Copy out every line of the records where the string "elle" occurs.

§ Data extract:
==========

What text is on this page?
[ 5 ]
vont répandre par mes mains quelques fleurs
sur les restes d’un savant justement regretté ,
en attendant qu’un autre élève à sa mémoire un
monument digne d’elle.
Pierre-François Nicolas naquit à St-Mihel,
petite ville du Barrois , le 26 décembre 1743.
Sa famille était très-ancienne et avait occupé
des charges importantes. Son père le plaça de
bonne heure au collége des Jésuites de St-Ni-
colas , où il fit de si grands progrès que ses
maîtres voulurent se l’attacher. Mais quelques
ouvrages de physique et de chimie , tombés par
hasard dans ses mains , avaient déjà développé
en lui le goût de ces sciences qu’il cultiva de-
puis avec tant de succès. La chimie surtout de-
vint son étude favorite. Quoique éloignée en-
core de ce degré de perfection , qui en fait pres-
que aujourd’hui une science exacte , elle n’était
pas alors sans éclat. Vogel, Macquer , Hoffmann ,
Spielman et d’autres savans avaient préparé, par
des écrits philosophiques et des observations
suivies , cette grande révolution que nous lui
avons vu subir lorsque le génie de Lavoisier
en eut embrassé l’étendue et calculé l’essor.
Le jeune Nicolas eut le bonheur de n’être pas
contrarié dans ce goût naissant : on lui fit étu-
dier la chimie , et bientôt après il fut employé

==========

§ Reply:
monument digne d’elle.
que aujourd’hui une science exacte , elle n’était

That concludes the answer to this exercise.